Some records

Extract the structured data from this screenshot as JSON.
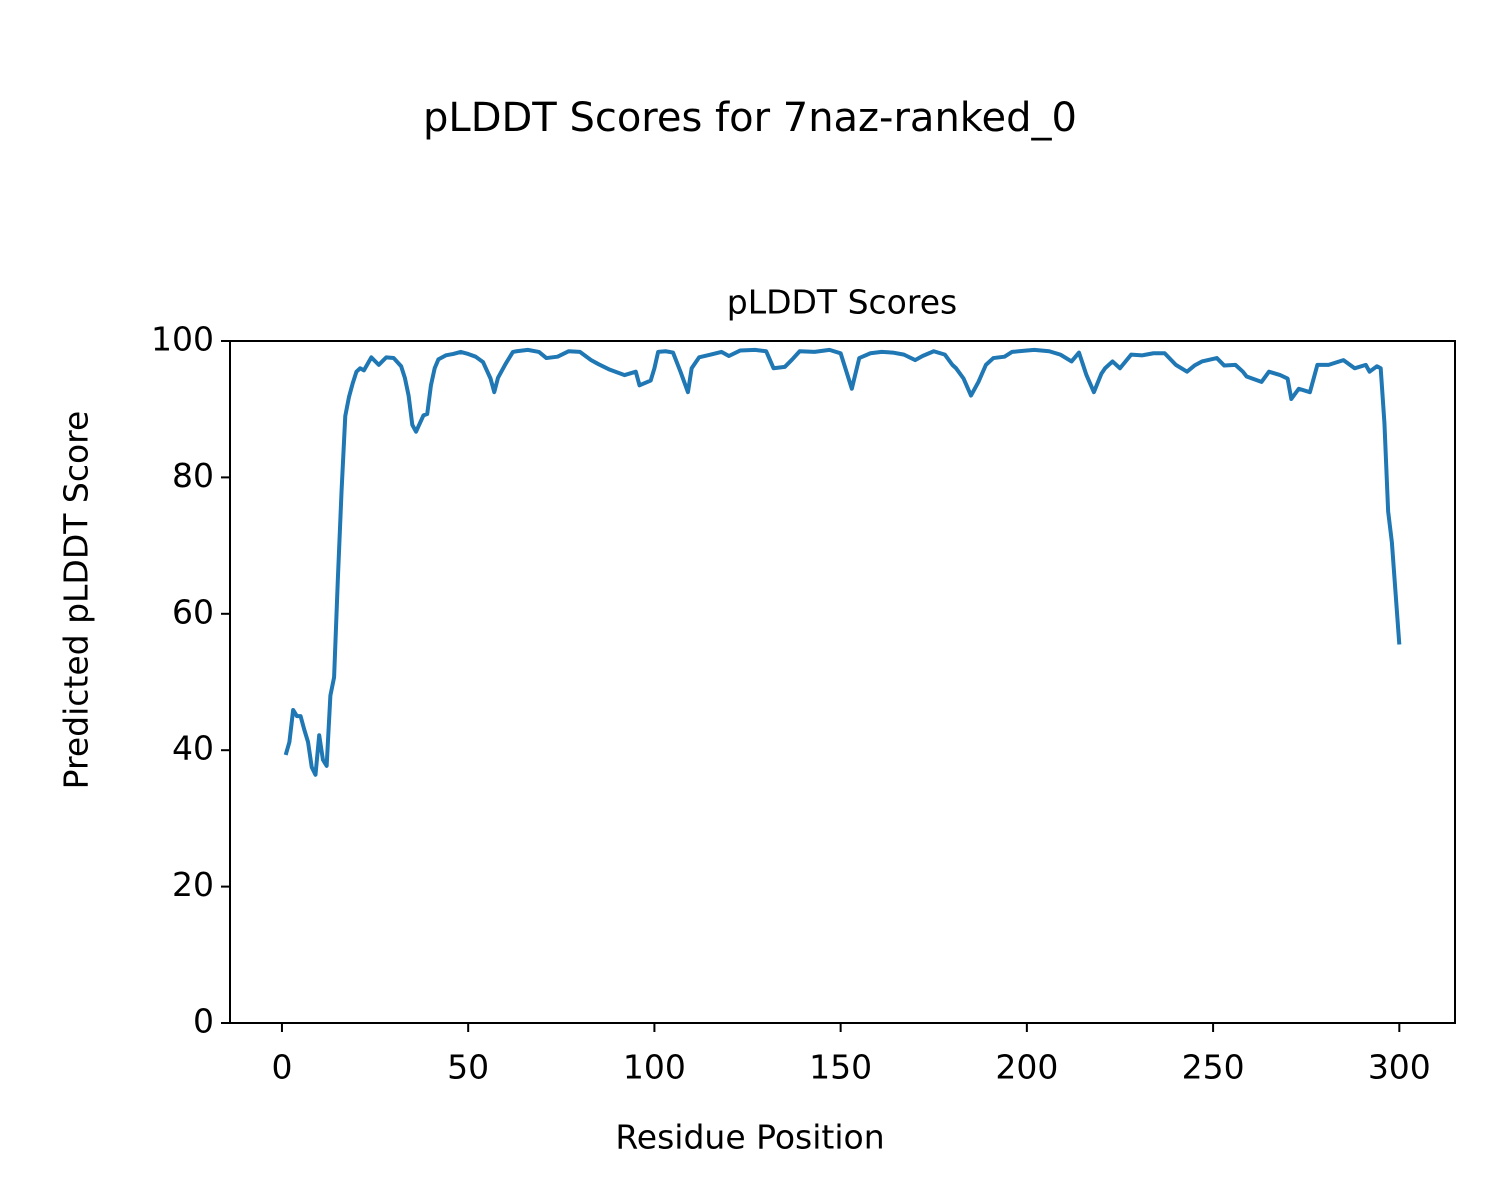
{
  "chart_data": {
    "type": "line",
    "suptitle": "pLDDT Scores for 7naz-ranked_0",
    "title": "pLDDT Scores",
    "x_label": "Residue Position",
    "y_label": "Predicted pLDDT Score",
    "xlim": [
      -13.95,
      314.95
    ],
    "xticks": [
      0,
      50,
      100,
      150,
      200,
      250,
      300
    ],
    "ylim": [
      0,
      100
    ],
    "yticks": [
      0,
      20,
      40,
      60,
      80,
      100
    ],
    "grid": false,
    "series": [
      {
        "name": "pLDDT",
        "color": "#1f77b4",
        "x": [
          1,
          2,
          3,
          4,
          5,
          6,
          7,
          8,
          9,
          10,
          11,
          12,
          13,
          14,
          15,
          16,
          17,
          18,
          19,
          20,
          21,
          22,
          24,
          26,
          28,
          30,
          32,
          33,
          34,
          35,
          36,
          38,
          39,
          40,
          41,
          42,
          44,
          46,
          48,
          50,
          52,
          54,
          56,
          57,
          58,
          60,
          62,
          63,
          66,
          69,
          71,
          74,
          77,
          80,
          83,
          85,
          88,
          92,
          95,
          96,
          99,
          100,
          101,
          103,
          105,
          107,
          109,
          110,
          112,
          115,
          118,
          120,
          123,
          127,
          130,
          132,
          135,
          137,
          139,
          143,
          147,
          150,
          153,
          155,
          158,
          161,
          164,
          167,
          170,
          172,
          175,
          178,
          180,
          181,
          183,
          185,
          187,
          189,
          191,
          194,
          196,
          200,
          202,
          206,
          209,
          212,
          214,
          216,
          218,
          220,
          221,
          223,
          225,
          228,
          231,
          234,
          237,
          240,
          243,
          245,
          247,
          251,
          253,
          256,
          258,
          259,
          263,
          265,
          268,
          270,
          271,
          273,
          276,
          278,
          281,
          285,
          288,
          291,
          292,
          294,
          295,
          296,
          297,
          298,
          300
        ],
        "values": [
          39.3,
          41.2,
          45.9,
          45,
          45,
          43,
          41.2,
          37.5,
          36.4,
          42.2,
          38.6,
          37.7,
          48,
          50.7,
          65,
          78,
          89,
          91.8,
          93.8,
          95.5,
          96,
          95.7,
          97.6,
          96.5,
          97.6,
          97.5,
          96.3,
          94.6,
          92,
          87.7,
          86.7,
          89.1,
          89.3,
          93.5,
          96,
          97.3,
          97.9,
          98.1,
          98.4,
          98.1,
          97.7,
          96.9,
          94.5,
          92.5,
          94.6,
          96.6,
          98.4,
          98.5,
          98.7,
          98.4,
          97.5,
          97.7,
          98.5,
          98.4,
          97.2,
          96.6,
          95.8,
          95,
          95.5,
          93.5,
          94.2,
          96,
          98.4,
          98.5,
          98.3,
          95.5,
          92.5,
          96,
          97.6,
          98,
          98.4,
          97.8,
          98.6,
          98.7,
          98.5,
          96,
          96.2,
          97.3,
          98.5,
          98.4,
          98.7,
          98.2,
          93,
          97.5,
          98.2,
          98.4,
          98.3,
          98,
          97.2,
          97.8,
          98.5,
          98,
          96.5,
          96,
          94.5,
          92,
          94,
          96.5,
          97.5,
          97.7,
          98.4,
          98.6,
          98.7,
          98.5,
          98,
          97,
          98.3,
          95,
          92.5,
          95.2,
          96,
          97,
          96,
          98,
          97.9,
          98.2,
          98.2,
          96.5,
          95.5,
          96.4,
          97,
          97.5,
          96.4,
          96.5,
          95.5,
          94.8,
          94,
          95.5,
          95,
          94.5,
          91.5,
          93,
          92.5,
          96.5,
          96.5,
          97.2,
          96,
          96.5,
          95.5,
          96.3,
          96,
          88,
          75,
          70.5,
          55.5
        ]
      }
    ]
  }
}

* _STATED GOAL_
In the listing above, count each line that holds the string "pLDDT". Give the number only.

* _FULL SOLUTION_
4